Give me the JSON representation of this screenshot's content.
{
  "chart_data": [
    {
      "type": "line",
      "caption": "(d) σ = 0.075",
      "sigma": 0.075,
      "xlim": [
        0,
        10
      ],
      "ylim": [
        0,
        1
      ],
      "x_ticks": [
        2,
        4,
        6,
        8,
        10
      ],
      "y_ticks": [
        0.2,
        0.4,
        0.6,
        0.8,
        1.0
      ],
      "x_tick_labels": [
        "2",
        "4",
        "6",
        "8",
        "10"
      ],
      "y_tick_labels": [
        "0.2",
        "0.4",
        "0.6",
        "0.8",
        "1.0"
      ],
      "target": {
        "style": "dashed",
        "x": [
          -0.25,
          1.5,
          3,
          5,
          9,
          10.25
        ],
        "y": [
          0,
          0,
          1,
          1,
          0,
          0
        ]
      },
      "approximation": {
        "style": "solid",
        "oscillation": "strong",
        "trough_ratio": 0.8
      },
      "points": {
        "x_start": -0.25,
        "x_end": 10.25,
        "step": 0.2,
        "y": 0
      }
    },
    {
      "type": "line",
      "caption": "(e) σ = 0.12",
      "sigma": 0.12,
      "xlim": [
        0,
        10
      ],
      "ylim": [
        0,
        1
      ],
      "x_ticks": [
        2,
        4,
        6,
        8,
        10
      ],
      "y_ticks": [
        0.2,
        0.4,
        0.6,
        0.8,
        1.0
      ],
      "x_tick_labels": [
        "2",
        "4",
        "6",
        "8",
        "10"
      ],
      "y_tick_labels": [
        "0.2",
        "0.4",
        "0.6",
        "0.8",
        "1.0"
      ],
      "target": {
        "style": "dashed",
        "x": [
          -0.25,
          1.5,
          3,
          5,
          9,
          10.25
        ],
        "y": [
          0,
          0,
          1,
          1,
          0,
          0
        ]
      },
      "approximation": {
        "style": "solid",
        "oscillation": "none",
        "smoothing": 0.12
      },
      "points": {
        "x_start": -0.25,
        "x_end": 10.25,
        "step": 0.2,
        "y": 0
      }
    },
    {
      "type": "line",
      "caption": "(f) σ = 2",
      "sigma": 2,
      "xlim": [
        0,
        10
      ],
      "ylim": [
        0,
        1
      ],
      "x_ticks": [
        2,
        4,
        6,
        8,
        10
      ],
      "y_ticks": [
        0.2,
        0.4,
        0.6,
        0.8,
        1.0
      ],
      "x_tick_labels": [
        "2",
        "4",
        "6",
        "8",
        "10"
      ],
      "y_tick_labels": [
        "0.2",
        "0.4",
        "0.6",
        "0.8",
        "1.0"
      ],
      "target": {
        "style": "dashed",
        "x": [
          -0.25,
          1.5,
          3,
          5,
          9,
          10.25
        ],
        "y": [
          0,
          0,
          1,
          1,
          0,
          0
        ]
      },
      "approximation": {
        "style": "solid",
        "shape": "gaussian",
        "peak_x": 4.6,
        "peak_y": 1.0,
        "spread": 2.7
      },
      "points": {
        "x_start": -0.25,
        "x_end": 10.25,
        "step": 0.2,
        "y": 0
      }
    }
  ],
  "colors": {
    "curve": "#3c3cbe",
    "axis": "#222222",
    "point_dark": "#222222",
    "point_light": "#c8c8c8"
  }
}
***
• What you need to do:
Copy out every line of the data that includes "caption".

• Response to the exercise:
      "caption": "(d) σ = 0.075",
      "caption": "(e) σ = 0.12",
      "caption": "(f) σ = 2",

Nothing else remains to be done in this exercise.